About this exercise: For the listing below, report all lines that hold the word "color".

Provided entries:

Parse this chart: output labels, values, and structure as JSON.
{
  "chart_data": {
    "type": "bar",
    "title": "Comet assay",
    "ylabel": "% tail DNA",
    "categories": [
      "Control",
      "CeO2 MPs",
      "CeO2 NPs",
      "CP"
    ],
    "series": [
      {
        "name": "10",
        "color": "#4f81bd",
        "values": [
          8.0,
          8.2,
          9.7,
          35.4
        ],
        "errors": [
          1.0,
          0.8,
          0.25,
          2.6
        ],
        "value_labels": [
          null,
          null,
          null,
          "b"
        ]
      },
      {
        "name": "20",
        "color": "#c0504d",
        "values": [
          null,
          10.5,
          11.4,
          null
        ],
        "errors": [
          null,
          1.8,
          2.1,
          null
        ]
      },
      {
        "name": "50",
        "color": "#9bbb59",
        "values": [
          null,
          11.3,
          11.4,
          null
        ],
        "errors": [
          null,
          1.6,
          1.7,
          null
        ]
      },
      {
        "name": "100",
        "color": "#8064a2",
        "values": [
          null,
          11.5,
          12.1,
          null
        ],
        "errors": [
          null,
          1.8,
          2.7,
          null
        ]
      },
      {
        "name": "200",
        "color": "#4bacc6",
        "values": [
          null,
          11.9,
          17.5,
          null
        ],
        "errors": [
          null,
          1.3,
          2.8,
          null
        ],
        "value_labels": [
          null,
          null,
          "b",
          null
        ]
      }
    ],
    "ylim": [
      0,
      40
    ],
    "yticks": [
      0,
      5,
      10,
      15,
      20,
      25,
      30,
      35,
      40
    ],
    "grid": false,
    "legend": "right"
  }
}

Result:
        "color": "#4f81bd",
        "color": "#c0504d",
        "color": "#9bbb59",
        "color": "#8064a2",
        "color": "#4bacc6",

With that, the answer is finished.